» **REQUIRED WORK**
Gather all lines from the material that contain "Project".

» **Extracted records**

++++++++

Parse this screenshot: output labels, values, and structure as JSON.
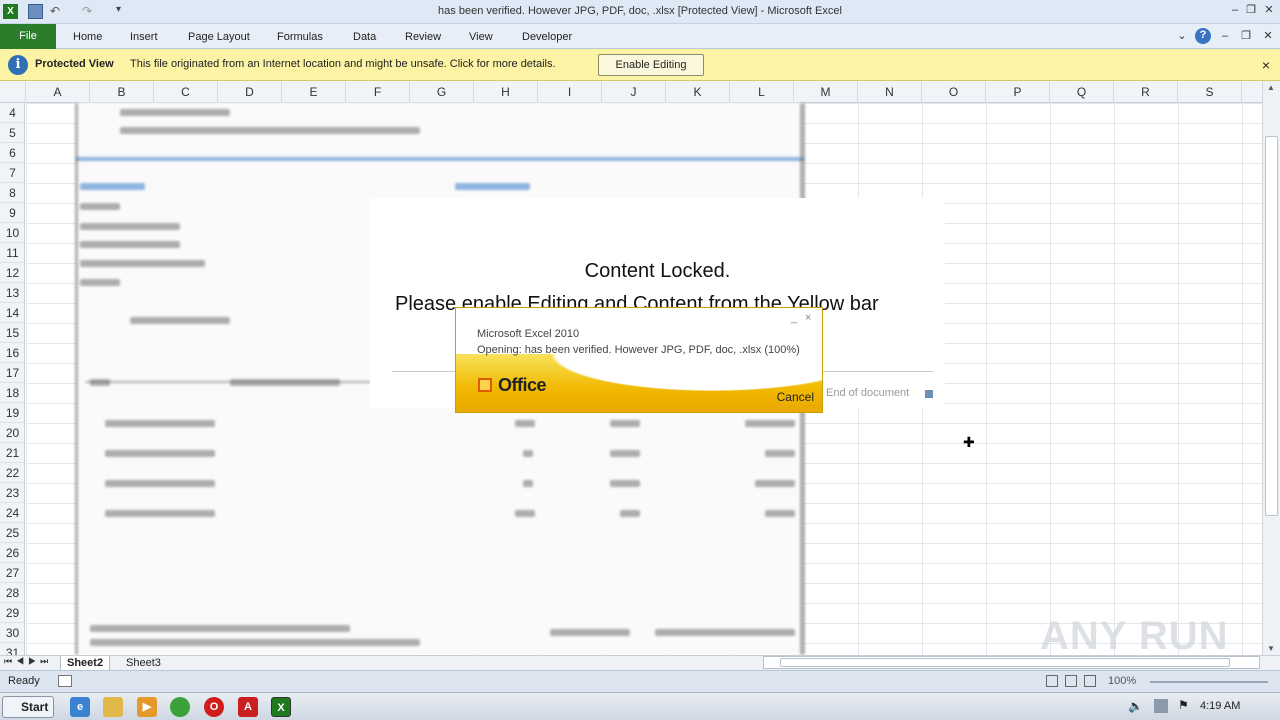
{
  "window": {
    "title": "has been verified. However JPG, PDF, doc, .xlsx  [Protected View] - Microsoft Excel"
  },
  "ribbon": {
    "file": "File",
    "tabs": [
      "Home",
      "Insert",
      "Page Layout",
      "Formulas",
      "Data",
      "Review",
      "View",
      "Developer"
    ]
  },
  "protected_view": {
    "title": "Protected View",
    "message": "This file originated from an Internet location and might be unsafe. Click for more details.",
    "button": "Enable Editing",
    "close": "×"
  },
  "grid": {
    "columns": [
      "A",
      "B",
      "C",
      "D",
      "E",
      "F",
      "G",
      "H",
      "I",
      "J",
      "K",
      "L",
      "M",
      "N",
      "O",
      "P",
      "Q",
      "R",
      "S"
    ],
    "rows": [
      "4",
      "5",
      "6",
      "7",
      "8",
      "9",
      "10",
      "11",
      "12",
      "13",
      "14",
      "15",
      "16",
      "17",
      "18",
      "19",
      "20",
      "21",
      "22",
      "23",
      "24",
      "25",
      "26",
      "27",
      "28",
      "29",
      "30",
      "31"
    ]
  },
  "overlay": {
    "line1": "Content Locked.",
    "line2": "Please enable Editing and Content from the Yellow bar",
    "end_of_document": "End of document"
  },
  "splash": {
    "product": "Microsoft Excel 2010",
    "status": "Opening: has been verified. However JPG, PDF, doc, .xlsx (100%)",
    "logo": "Office",
    "cancel": "Cancel",
    "minimize": "_",
    "close": "×"
  },
  "sheets": [
    "Sheet2",
    "Sheet3"
  ],
  "status": {
    "ready": "Ready",
    "zoom": "100%"
  },
  "taskbar": {
    "start": "Start",
    "clock": "4:19 AM"
  },
  "watermark": "ANY RUN",
  "colors": {
    "file_tab": "#2b7d2b",
    "protected_bar": "#fcf3a4",
    "office_yellow": "#f1b900"
  }
}
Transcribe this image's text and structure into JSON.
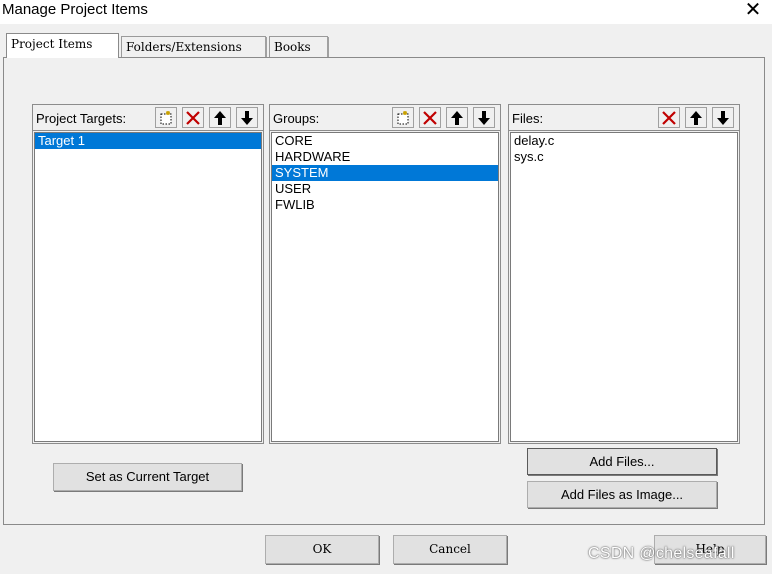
{
  "window": {
    "title": "Manage Project Items"
  },
  "tabs": [
    {
      "label": "Project Items",
      "active": true
    },
    {
      "label": "Folders/Extensions",
      "active": false
    },
    {
      "label": "Books",
      "active": false
    }
  ],
  "targets": {
    "label": "Project Targets:",
    "items": [
      "Target 1"
    ],
    "selected_index": 0
  },
  "groups": {
    "label": "Groups:",
    "items": [
      "CORE",
      "HARDWARE",
      "SYSTEM",
      "USER",
      "FWLIB"
    ],
    "selected_index": 2
  },
  "files": {
    "label": "Files:",
    "items": [
      "delay.c",
      "sys.c"
    ]
  },
  "buttons": {
    "set_current_target": "Set as Current Target",
    "add_files": "Add Files...",
    "add_files_image": "Add Files as Image...",
    "ok": "OK",
    "cancel": "Cancel",
    "help": "Help"
  },
  "watermark": "CSDN @chelseafall",
  "colors": {
    "selection": "#0078d7",
    "delete_red": "#c00000"
  },
  "icons": [
    "close-icon",
    "new-item-icon",
    "delete-icon",
    "move-up-icon",
    "move-down-icon"
  ]
}
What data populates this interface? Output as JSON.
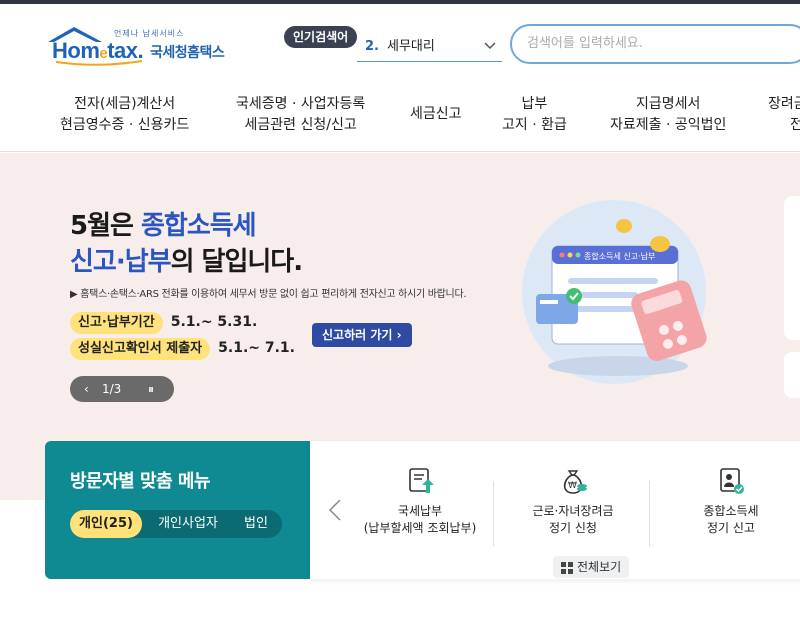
{
  "logo": {
    "small_text": "언제나 납세서비스",
    "brand_pre": "Hom",
    "brand_e": "e",
    "brand_post": "tax.",
    "name": "국세청홈택스"
  },
  "search": {
    "popular_label": "인기검색어",
    "popular_rank": "2.",
    "popular_keyword": "세무대리",
    "placeholder": "검색어를 입력하세요."
  },
  "nav": {
    "items": [
      {
        "line1": "전자(세금)계산서",
        "line2": "현금영수증 · 신용카드"
      },
      {
        "line1": "국세증명 · 사업자등록",
        "line2": "세금관련 신청/신고"
      },
      {
        "line1": "세금신고",
        "line2": ""
      },
      {
        "line1": "납부",
        "line2": "고지 · 환급"
      },
      {
        "line1": "지급명세서",
        "line2": "자료제출 · 공익법인"
      },
      {
        "line1": "장려금",
        "line2": "전"
      }
    ]
  },
  "banner": {
    "headline_l1_a": "5월은 ",
    "headline_l1_b": "종합소득세",
    "headline_l2_a": "신고·납부",
    "headline_l2_b": "의 달입니다.",
    "notice": "▶ 홈택스·손택스·ARS 전화를 이용하여 세무서 방문 없이 쉽고 편리하게 전자신고 하시기 바랍니다.",
    "period1_label": "신고·납부기간",
    "period1_date": "5.1.~ 5.31.",
    "period2_label": "성실신고확인서 제출자",
    "period2_date": "5.1.~ 7.1.",
    "go_button": "신고하러 가기 ›",
    "pager_text": "1/3",
    "illus_caption": "종합소득세 신고·납부"
  },
  "visitor": {
    "title": "방문자별 맞춤 메뉴",
    "tabs": [
      "개인(25)",
      "개인사업자",
      "법인"
    ],
    "services": [
      {
        "line1": "국세납부",
        "line2": "(납부할세액 조회납부)"
      },
      {
        "line1": "근로·자녀장려금",
        "line2": "정기 신청"
      },
      {
        "line1": "종합소득세",
        "line2": "정기 신고"
      }
    ],
    "all_view": "전체보기"
  },
  "colors": {
    "brand_blue": "#1f63b6",
    "teal": "#0f8a93",
    "banner_bg": "#f7eeeb",
    "highlight_yellow": "#ffe27a",
    "button_navy": "#2e4aa3"
  }
}
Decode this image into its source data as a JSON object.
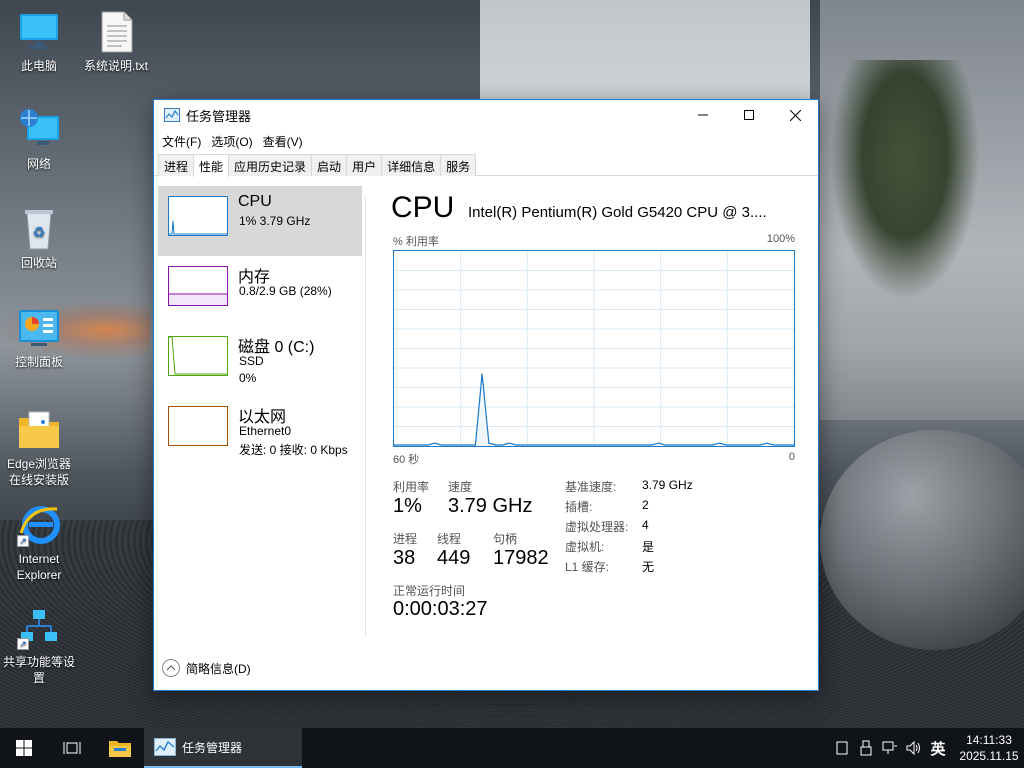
{
  "desktop": {
    "icons": [
      {
        "label": "此电脑",
        "icon": "computer-icon"
      },
      {
        "label": "系统说明.txt",
        "icon": "text-file-icon"
      },
      {
        "label": "网络",
        "icon": "network-icon"
      },
      {
        "label": "回收站",
        "icon": "recycle-bin-icon"
      },
      {
        "label": "控制面板",
        "icon": "control-panel-icon"
      },
      {
        "label": "Edge浏览器在线安装版",
        "icon": "edge-installer-icon"
      },
      {
        "label": "Internet Explorer",
        "icon": "ie-icon"
      },
      {
        "label": "共享功能等设置",
        "icon": "share-settings-icon"
      }
    ]
  },
  "window": {
    "title": "任务管理器",
    "menu": [
      "文件(F)",
      "选项(O)",
      "查看(V)"
    ],
    "tabs": [
      "进程",
      "性能",
      "应用历史记录",
      "启动",
      "用户",
      "详细信息",
      "服务"
    ],
    "active_tab": "性能"
  },
  "sidebar": {
    "items": [
      {
        "title": "CPU",
        "sub1": "1% 3.79 GHz",
        "sub2": "",
        "color": "#1979ca"
      },
      {
        "title": "内存",
        "sub1": "0.8/2.9 GB (28%)",
        "sub2": "",
        "color": "#8b12ae"
      },
      {
        "title": "磁盘 0 (C:)",
        "sub1": "SSD",
        "sub2": "0%",
        "color": "#4da60c"
      },
      {
        "title": "以太网",
        "sub1": "Ethernet0",
        "sub2": "发送: 0 接收: 0 Kbps",
        "color": "#a74f01"
      }
    ]
  },
  "cpu": {
    "heading": "CPU",
    "model": "Intel(R) Pentium(R) Gold G5420 CPU @ 3....",
    "graph_label_left": "% 利用率",
    "graph_label_right": "100%",
    "axis_left": "60 秒",
    "axis_right": "0",
    "usage_history_percent": [
      0,
      0,
      0,
      0,
      0,
      0,
      1,
      0,
      0,
      0,
      0,
      0,
      0,
      37,
      1,
      0,
      0,
      1,
      0,
      0,
      0,
      0,
      0,
      0,
      0,
      0,
      0,
      0,
      0,
      0,
      0,
      0,
      0,
      0,
      0,
      0,
      0,
      0,
      0,
      1,
      0,
      0,
      0,
      0,
      0,
      0,
      0,
      0,
      1,
      0,
      0,
      0,
      0,
      0,
      0,
      1,
      0,
      0,
      0,
      0
    ],
    "stats": {
      "util_label": "利用率",
      "util_value": "1%",
      "speed_label": "速度",
      "speed_value": "3.79 GHz",
      "proc_label": "进程",
      "proc_value": "38",
      "thread_label": "线程",
      "thread_value": "449",
      "handle_label": "句柄",
      "handle_value": "17982",
      "uptime_label": "正常运行时间",
      "uptime_value": "0:00:03:27"
    },
    "details": [
      {
        "k": "基准速度:",
        "v": "3.79 GHz"
      },
      {
        "k": "插槽:",
        "v": "2"
      },
      {
        "k": "虚拟处理器:",
        "v": "4"
      },
      {
        "k": "虚拟机:",
        "v": "是"
      },
      {
        "k": "L1 缓存:",
        "v": "无"
      }
    ]
  },
  "footer": {
    "label": "简略信息(D)"
  },
  "taskbar": {
    "app_label": "任务管理器",
    "ime": "英",
    "time": "14:11:33",
    "date": "2025.11.15"
  },
  "colors": {
    "accent": "#1979ca",
    "taskbar": "#101317"
  }
}
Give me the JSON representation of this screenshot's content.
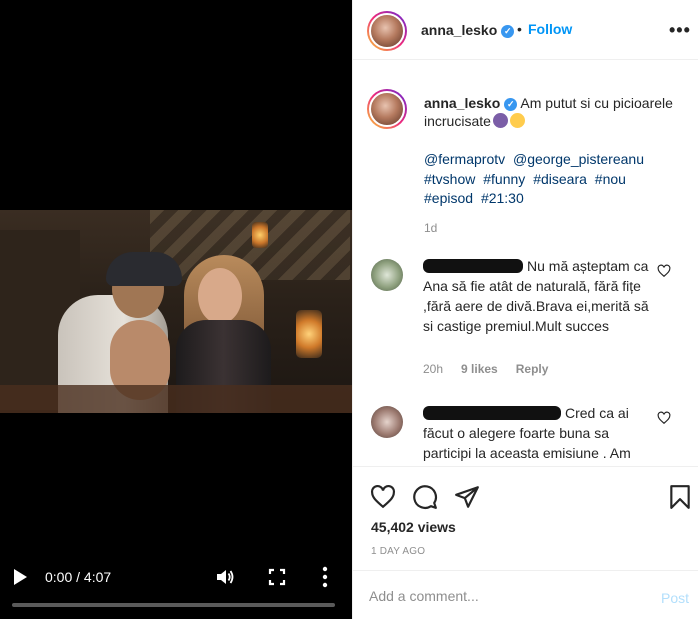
{
  "video": {
    "time": "0:00 / 4:07",
    "progress_percent": 0
  },
  "header": {
    "username": "anna_lesko",
    "dot": "•",
    "follow_label": "Follow",
    "more_label": "•••"
  },
  "caption": {
    "username": "anna_lesko",
    "text": "Am putut si cu picioarele incrucisate",
    "tags": [
      "@fermaprotv",
      "@george_pistereanu",
      "#tvshow",
      "#funny",
      "#diseara",
      "#nou",
      "#episod",
      "#21:30"
    ],
    "time": "1d"
  },
  "comments": [
    {
      "text": "Nu mă așteptam ca Ana să fie atât de naturală, fără fițe ,fără aere de divă.Brava ei,merită să si castige premiul.Mult succes",
      "time": "20h",
      "likes": "9 likes",
      "reply_label": "Reply"
    },
    {
      "text": "Cred ca ai făcut o alegere foarte buna sa participi la aceasta emisiune . Am"
    }
  ],
  "stats": {
    "views": "45,402 views",
    "posted": "1 DAY AGO"
  },
  "add_comment": {
    "placeholder": "Add a comment...",
    "post_label": "Post"
  },
  "colors": {
    "accent": "#0095f6",
    "verified": "#3897f0",
    "muted": "#8e8e8e",
    "tag": "#00376b"
  }
}
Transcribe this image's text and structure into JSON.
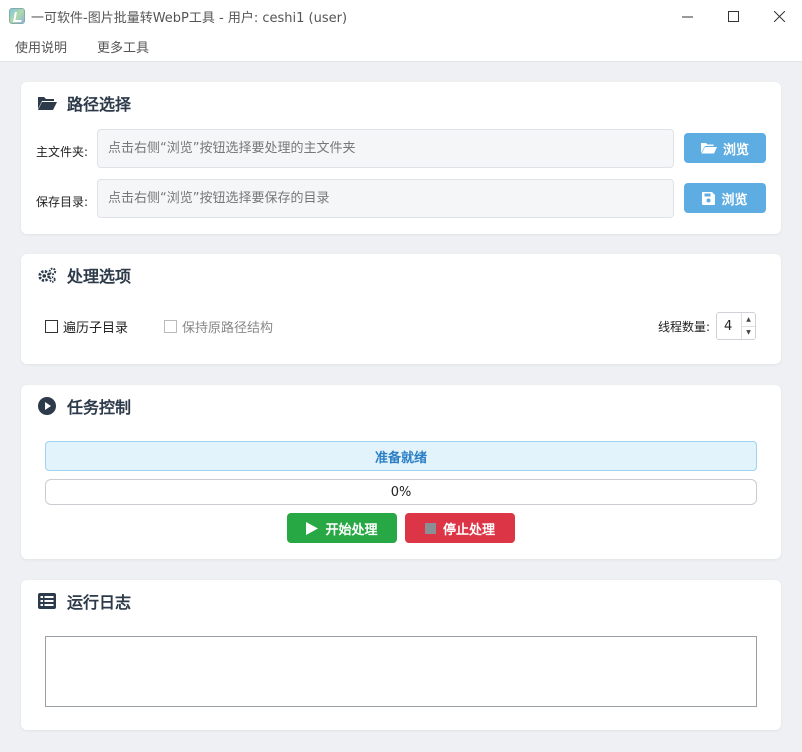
{
  "window": {
    "title": "一可软件-图片批量转WebP工具 - 用户: ceshi1 (user)",
    "minimize": "—",
    "maximize": "☐",
    "close": "✕"
  },
  "menu": [
    "使用说明",
    "更多工具"
  ],
  "path_section": {
    "title": "路径选择",
    "main_folder_label": "主文件夹:",
    "main_folder_value": "",
    "main_folder_placeholder": "点击右侧“浏览”按钮选择要处理的主文件夹",
    "save_dir_label": "保存目录:",
    "save_dir_value": "",
    "save_dir_placeholder": "点击右侧“浏览”按钮选择要保存的目录",
    "browse_label": "浏览"
  },
  "options_section": {
    "title": "处理选项",
    "recursive_label": "遍历子目录",
    "recursive_checked": false,
    "keep_structure_label": "保持原路径结构",
    "keep_structure_checked": false,
    "thread_label": "线程数量:",
    "thread_count": "4"
  },
  "task_section": {
    "title": "任务控制",
    "status": "准备就绪",
    "progress": 0,
    "progress_text": "0%",
    "start_label": "开始处理",
    "stop_label": "停止处理"
  },
  "log_section": {
    "title": "运行日志",
    "log_text": ""
  },
  "colors": {
    "accent_blue": "#5dade2",
    "start_green": "#28a745",
    "stop_red": "#dc3545",
    "status_text": "#2b7fc4"
  }
}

++++++++

» **RESPONSE**
    "title": "Manage Project Items"
      "label": "Project Items",
    "label": "Project Targets:",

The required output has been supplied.